Material -

= = = =

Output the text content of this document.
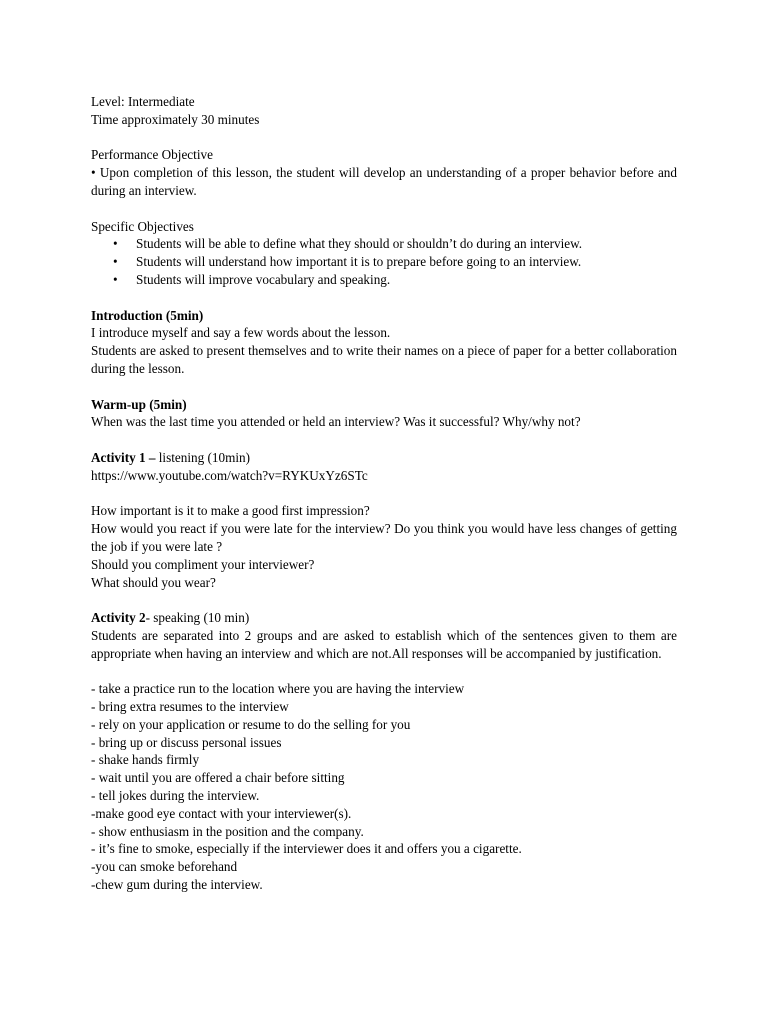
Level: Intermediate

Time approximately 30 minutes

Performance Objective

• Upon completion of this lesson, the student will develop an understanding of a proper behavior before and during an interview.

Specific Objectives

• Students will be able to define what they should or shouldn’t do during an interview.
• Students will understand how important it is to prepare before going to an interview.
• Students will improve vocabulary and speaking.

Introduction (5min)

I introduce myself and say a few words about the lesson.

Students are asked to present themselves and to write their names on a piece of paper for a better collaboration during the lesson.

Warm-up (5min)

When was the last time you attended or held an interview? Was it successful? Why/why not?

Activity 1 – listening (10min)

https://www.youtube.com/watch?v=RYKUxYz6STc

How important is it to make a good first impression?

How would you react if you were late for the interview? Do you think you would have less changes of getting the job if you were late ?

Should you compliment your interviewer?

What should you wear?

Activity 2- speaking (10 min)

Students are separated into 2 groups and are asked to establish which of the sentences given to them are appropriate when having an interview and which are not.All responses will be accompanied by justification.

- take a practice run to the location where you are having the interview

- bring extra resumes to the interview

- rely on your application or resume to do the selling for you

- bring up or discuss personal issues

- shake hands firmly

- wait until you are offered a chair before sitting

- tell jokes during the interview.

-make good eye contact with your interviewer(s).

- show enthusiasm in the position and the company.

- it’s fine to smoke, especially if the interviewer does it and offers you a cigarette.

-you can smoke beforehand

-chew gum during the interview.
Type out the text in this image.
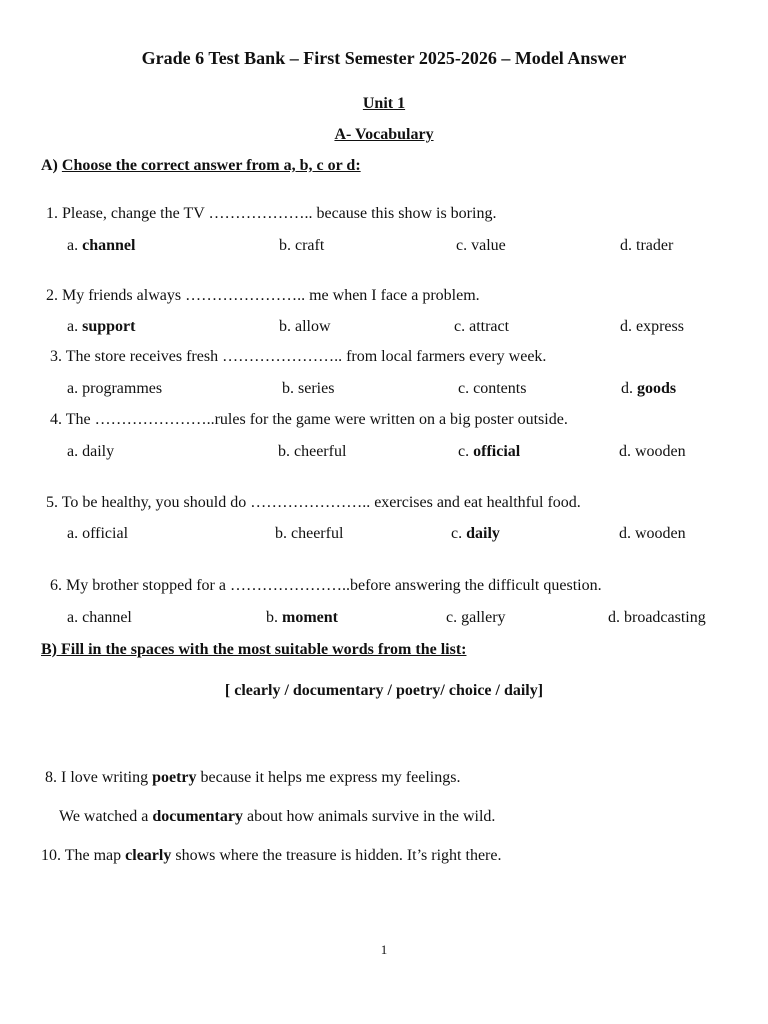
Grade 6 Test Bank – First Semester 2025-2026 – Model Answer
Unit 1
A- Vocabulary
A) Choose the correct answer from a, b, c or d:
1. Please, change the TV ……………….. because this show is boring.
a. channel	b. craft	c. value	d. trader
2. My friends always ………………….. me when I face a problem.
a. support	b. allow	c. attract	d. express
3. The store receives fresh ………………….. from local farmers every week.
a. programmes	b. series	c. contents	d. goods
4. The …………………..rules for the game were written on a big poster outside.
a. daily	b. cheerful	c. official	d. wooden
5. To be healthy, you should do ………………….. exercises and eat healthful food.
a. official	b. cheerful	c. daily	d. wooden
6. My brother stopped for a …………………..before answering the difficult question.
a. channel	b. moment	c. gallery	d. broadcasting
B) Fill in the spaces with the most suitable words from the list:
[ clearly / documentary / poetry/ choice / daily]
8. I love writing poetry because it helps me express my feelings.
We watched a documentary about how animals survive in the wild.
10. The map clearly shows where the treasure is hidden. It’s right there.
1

= = = =

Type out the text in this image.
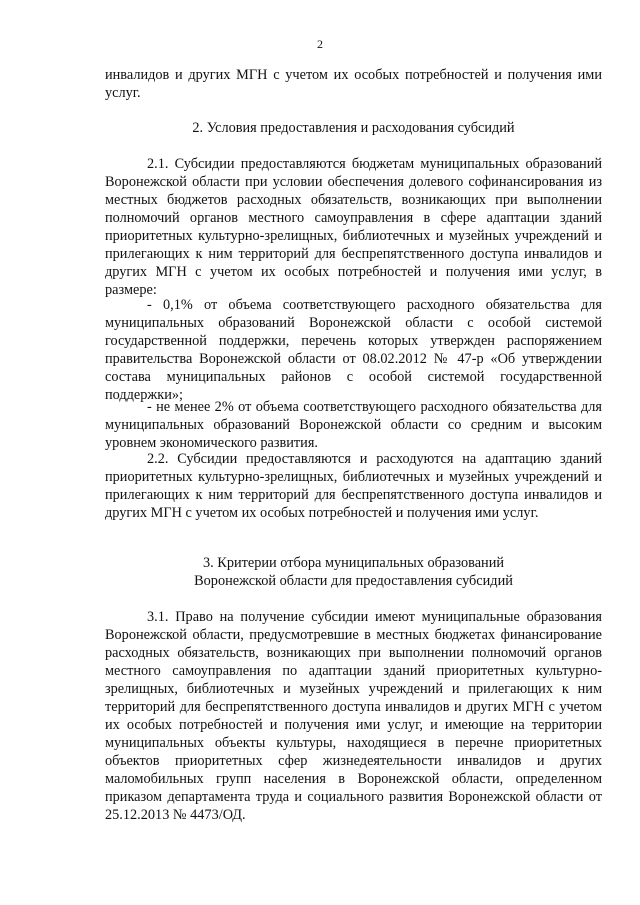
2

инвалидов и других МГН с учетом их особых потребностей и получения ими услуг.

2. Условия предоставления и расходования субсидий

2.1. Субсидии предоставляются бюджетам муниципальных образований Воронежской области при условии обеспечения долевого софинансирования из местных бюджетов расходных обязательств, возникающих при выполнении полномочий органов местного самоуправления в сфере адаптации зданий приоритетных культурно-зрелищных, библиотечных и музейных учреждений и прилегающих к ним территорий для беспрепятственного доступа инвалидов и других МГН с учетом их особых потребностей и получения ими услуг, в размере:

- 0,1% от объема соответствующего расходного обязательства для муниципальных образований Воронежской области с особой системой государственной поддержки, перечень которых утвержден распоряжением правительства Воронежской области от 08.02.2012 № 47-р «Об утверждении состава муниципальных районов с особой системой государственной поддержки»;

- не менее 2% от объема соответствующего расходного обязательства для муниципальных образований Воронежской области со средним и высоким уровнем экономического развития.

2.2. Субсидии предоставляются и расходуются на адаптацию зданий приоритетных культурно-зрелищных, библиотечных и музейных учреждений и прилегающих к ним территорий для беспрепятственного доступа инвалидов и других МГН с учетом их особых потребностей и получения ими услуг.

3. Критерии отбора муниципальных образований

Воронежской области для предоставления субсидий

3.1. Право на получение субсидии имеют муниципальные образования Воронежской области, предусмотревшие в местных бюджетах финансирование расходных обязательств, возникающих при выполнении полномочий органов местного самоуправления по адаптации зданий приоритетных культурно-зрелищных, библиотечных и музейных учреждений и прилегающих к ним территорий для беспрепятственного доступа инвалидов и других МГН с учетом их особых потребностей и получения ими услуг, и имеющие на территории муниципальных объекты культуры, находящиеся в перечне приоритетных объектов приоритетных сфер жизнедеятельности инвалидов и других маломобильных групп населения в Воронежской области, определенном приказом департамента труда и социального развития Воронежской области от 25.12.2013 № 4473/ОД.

= = = =

Check each line of the records for the word "official" and extract those that contain it.

The reply -
a. daily	b. cheerful	c. official	d. wooden
a. official	b. cheerful	c. daily	d. wooden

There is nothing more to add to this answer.